■ **SOURCE MATERIAL**

— start —

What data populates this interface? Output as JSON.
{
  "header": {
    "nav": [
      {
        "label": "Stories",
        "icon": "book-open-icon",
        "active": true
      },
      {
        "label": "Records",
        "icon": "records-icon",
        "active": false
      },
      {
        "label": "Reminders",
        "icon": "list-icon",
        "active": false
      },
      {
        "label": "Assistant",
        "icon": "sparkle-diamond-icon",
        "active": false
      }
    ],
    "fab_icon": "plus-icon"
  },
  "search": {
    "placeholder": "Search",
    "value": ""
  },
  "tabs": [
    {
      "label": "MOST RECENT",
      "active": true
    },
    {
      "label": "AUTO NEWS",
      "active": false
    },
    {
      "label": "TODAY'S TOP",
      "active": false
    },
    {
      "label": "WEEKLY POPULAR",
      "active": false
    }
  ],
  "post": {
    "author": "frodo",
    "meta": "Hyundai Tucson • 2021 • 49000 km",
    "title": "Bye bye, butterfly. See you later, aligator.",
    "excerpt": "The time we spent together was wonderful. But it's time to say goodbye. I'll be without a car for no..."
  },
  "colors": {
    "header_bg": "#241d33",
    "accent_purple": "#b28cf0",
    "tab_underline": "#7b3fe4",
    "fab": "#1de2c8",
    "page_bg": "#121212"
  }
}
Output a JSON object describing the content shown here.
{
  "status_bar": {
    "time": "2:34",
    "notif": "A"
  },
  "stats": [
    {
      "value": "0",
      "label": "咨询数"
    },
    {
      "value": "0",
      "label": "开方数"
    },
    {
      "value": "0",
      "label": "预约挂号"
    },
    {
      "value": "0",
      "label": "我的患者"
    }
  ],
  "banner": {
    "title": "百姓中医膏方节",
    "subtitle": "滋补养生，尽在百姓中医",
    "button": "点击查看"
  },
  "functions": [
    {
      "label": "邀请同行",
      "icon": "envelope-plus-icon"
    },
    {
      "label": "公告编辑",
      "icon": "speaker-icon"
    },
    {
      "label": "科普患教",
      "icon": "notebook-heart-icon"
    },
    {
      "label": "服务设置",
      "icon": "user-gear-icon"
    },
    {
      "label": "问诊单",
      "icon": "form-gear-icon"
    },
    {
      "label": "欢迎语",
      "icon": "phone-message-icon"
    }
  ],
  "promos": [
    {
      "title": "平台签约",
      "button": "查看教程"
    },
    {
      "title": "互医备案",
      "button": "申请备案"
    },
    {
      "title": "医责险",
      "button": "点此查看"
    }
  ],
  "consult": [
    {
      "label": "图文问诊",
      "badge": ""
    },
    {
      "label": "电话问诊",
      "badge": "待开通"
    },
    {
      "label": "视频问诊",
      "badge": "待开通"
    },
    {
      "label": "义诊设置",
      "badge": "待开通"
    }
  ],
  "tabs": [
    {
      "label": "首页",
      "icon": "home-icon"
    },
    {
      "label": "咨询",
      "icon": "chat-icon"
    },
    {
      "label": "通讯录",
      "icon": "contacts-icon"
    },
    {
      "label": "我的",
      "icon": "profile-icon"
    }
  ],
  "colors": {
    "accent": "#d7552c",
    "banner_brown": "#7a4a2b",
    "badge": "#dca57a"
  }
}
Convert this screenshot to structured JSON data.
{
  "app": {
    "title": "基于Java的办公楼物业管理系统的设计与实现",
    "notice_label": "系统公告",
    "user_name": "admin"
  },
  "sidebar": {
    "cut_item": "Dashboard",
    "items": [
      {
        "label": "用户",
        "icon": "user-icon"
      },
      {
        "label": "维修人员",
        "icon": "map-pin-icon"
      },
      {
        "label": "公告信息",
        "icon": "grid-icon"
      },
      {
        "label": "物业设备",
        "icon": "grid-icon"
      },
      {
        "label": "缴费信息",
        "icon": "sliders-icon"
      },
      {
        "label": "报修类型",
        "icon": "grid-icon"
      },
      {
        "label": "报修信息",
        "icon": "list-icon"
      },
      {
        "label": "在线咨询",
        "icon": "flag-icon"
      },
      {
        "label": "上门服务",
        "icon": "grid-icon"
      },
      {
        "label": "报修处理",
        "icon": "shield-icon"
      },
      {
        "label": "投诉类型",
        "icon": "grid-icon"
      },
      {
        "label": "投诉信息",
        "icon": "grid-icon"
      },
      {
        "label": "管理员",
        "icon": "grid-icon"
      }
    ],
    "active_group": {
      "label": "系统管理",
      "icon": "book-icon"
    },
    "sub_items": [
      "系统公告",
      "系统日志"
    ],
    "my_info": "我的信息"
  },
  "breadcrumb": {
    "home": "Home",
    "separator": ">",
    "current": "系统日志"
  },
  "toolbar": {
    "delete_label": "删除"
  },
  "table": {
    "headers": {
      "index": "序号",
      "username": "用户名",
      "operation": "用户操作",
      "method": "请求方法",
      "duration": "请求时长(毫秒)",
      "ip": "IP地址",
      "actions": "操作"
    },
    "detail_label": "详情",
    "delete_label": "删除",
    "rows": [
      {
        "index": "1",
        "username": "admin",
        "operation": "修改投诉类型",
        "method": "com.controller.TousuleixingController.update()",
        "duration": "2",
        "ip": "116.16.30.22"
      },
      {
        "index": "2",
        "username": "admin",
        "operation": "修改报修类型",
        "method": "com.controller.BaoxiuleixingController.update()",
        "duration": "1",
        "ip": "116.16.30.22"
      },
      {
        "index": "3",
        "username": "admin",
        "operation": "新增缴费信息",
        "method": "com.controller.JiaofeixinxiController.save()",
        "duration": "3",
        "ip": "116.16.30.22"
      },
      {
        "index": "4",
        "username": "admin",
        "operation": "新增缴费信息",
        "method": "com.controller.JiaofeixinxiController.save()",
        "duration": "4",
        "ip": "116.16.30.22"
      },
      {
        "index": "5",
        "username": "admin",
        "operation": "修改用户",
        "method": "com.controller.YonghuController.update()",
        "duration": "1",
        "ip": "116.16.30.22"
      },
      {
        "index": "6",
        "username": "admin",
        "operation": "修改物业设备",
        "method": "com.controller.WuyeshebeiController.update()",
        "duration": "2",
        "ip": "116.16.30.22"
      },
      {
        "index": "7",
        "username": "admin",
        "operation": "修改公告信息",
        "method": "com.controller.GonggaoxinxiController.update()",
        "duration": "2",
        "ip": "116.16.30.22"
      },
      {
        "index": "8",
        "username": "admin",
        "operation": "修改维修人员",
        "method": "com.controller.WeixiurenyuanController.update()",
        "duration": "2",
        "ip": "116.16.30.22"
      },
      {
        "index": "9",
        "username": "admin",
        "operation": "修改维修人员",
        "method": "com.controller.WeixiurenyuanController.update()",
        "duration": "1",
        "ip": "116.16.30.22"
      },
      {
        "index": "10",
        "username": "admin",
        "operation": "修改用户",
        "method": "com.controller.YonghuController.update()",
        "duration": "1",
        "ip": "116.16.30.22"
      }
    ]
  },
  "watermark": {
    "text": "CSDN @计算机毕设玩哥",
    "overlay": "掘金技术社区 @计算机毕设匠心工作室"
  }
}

— end —

■ **SHORT TASK**
Look through the entries above; copy every line holding the string "gear".

■ **FULL SOLUTION**
      "icon": "user-gear-icon"
      "icon": "form-gear-icon"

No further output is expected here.